Items listed in a dataset
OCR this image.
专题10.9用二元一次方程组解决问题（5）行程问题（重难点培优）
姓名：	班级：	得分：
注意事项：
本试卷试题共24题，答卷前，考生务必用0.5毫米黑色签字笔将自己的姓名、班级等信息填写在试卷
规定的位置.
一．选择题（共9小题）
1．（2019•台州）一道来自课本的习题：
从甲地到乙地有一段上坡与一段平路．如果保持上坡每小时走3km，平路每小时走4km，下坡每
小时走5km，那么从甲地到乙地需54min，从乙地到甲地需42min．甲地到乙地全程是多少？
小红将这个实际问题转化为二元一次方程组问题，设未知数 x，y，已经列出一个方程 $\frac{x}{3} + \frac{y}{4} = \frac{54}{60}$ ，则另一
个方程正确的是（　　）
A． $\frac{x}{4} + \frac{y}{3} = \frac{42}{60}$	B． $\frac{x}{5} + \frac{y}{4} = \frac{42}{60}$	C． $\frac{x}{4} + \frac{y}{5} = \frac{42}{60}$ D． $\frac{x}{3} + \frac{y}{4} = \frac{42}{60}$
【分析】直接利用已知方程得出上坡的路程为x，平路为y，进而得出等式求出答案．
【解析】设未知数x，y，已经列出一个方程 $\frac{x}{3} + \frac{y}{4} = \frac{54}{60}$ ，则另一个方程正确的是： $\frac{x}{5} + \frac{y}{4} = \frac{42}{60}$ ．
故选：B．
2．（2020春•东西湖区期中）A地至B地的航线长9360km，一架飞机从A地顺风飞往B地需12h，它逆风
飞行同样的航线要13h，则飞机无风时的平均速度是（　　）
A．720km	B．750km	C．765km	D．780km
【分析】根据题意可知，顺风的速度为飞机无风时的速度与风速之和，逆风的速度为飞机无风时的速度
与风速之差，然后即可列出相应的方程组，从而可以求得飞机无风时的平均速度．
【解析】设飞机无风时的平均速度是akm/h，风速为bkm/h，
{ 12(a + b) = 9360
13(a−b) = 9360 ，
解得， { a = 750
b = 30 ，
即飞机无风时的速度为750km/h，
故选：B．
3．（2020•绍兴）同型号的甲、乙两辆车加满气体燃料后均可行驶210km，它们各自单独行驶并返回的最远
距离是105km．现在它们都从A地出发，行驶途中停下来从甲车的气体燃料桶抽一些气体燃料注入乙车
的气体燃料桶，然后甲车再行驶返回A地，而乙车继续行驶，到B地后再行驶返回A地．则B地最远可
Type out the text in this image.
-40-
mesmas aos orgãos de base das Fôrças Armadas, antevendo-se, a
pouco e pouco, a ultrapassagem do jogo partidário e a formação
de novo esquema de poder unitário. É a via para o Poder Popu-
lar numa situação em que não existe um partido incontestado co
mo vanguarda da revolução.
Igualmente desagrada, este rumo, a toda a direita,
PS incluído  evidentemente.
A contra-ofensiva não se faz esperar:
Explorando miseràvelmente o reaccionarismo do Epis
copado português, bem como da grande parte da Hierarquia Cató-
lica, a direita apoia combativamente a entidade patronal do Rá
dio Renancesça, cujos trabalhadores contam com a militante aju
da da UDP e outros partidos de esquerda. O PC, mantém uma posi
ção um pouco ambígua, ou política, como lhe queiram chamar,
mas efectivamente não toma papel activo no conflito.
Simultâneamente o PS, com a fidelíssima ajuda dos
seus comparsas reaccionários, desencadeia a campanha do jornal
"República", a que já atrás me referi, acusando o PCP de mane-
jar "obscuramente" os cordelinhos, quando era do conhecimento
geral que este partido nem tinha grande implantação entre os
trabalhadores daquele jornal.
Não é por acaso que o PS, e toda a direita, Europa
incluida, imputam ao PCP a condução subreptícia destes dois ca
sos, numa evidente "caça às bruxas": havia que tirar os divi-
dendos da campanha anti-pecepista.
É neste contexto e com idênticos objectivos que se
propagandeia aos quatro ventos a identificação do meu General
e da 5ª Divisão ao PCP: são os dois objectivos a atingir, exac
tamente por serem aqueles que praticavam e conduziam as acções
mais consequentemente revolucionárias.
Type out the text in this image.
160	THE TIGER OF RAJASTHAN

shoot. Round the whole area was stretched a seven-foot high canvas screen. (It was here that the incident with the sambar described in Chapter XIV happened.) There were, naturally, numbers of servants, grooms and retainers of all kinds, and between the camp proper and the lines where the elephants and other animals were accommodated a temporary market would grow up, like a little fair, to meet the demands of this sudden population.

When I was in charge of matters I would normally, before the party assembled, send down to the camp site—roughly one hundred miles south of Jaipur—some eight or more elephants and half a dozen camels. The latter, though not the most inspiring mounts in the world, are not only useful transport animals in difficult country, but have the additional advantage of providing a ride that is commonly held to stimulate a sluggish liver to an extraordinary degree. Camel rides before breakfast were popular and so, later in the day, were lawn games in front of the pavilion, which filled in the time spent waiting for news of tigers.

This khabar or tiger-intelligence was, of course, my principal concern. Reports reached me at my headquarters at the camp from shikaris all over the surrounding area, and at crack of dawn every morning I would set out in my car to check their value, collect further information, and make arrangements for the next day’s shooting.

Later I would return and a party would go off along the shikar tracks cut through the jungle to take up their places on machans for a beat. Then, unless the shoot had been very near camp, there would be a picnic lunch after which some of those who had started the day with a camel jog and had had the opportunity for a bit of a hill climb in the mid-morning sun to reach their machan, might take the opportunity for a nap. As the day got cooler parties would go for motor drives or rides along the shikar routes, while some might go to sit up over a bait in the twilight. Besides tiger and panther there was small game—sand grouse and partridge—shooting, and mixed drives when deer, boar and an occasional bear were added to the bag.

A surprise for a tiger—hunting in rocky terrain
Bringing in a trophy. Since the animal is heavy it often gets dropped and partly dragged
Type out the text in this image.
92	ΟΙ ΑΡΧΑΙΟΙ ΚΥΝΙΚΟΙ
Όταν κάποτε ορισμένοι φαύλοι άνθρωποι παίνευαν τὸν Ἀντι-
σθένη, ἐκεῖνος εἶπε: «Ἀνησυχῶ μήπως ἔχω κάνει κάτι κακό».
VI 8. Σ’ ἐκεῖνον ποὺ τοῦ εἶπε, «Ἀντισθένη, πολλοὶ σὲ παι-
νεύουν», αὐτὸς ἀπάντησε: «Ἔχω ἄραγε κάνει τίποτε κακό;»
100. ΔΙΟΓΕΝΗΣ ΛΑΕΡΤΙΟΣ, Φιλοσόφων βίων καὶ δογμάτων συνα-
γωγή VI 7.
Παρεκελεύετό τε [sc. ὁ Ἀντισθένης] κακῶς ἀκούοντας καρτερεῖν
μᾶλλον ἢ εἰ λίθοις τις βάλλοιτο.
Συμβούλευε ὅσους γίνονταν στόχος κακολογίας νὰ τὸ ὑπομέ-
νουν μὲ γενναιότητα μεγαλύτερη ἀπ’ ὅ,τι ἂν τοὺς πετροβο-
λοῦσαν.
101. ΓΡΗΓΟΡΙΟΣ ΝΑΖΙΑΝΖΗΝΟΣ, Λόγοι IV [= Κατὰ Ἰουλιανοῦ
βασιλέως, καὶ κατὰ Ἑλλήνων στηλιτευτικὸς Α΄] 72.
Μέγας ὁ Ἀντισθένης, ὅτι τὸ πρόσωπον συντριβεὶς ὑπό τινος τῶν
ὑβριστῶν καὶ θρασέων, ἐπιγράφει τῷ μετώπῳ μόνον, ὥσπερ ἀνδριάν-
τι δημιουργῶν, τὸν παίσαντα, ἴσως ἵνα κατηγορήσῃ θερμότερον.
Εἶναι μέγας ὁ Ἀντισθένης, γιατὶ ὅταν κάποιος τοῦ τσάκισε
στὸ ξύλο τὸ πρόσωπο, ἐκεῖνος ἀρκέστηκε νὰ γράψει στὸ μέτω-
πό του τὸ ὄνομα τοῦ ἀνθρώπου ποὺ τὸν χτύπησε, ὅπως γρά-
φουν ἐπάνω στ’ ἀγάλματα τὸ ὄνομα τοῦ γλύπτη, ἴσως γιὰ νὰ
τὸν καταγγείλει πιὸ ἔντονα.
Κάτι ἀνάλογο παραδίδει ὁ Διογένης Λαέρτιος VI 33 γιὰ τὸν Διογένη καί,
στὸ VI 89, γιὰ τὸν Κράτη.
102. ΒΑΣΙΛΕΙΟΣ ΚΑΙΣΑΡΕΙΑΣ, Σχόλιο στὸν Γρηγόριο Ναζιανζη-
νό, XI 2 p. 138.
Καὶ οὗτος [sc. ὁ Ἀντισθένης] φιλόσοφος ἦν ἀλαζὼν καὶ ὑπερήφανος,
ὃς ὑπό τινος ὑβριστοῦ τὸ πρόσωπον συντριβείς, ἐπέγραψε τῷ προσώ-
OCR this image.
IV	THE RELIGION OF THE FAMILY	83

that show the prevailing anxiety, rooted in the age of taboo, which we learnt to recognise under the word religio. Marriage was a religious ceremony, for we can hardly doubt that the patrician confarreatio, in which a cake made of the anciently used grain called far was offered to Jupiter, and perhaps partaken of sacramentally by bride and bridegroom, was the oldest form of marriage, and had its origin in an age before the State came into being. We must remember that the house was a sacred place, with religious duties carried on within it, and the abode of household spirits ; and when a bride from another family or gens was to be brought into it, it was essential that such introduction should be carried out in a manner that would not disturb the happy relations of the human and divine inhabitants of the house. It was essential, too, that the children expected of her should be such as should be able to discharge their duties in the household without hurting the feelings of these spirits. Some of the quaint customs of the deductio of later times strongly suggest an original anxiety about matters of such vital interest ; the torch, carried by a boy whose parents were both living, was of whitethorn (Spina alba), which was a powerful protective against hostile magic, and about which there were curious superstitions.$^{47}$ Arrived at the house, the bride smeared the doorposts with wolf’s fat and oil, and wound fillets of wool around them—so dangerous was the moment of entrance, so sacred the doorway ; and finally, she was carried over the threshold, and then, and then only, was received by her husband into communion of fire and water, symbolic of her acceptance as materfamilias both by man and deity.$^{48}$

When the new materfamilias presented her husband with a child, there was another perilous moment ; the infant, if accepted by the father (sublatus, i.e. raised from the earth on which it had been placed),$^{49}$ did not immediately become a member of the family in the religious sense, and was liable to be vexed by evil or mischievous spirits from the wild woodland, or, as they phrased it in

STATED PROBLEM
In the lines above, find each one with "jornal" and list it.

REPLY TO THE EXERCISE
seus comparsas reaccionários, desencadeia a campanha do jornal
trabalhadores daquele jornal.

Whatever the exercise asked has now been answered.